[Extracted records]
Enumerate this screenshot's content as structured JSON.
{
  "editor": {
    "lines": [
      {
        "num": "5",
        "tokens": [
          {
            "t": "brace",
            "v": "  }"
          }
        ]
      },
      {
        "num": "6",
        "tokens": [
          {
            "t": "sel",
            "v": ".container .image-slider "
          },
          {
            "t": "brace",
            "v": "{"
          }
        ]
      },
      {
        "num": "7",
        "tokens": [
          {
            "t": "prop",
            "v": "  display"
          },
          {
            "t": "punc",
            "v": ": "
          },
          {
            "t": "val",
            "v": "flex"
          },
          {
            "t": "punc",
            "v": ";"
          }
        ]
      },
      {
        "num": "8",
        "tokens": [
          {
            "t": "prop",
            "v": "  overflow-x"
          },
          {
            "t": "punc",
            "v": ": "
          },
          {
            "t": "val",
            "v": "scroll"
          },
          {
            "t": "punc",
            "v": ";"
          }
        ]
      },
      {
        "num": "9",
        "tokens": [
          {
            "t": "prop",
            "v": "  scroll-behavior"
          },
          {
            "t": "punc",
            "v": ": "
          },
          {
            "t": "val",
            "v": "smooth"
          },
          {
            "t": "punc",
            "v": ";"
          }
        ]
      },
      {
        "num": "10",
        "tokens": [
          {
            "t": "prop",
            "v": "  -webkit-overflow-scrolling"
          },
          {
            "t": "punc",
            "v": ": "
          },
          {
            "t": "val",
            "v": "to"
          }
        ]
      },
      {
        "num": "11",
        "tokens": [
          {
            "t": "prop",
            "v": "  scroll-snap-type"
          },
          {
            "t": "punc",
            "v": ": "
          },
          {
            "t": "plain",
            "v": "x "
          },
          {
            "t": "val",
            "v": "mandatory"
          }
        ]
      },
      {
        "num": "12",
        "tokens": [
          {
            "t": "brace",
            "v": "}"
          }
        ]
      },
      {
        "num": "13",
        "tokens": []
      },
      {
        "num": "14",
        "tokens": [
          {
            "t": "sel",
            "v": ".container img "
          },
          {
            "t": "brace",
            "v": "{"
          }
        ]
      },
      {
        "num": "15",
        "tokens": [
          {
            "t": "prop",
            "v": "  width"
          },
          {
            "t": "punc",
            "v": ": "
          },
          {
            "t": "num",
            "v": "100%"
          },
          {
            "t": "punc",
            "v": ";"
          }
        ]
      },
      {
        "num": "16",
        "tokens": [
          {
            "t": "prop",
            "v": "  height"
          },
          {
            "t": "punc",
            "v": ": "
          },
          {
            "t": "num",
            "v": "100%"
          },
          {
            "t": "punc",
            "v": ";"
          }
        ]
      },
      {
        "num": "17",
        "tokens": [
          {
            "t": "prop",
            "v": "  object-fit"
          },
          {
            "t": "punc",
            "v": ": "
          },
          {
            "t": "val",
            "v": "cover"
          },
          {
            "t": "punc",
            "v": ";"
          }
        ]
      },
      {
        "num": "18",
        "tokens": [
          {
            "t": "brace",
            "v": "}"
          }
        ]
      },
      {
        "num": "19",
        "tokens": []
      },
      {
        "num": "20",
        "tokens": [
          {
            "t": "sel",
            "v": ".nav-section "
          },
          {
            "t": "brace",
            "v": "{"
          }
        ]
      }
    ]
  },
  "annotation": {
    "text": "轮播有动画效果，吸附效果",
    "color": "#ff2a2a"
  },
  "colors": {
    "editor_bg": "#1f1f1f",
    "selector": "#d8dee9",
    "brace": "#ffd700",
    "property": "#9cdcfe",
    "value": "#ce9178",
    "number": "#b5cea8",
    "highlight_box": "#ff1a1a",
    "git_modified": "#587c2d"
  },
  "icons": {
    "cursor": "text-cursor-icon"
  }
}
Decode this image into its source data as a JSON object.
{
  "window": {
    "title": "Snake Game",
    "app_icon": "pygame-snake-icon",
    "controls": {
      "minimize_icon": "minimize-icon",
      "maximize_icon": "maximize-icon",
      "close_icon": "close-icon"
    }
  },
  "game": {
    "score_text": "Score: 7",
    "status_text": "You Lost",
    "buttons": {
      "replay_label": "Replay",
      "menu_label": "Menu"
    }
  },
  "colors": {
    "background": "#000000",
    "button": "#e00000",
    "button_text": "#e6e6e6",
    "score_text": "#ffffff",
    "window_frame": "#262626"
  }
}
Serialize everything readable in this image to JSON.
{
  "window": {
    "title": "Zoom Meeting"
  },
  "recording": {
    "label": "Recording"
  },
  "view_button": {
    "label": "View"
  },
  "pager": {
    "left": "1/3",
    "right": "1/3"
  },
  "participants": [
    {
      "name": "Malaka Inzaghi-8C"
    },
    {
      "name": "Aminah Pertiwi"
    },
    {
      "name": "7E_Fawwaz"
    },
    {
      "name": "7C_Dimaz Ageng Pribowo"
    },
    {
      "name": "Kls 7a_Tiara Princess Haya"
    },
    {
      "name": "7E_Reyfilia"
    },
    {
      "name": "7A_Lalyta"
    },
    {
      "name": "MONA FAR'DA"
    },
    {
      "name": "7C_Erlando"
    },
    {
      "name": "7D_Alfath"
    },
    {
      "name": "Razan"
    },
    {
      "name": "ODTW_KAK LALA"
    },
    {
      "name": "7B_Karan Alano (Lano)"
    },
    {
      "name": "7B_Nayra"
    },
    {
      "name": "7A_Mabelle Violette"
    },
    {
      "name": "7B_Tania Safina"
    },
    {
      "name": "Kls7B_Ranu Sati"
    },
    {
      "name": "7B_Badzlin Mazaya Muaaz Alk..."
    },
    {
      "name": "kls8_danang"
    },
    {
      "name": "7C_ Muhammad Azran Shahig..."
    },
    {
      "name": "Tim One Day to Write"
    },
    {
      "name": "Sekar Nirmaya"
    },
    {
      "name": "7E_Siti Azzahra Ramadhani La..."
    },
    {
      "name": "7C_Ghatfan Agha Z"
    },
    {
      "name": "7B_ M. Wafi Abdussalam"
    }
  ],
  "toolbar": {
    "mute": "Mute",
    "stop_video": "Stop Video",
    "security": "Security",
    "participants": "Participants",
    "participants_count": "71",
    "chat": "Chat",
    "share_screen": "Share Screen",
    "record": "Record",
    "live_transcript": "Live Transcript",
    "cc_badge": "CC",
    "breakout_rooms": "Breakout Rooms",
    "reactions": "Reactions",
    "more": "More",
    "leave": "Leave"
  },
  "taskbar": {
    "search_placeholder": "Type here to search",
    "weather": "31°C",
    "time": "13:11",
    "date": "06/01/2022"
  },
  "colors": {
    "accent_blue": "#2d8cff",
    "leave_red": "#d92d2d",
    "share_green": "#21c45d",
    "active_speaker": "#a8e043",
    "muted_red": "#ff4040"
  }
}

### Required task
From the listing above, collect every line that mentions the word "title".

### Task result
    "title": "Snake Game",
    "title": "Zoom Meeting"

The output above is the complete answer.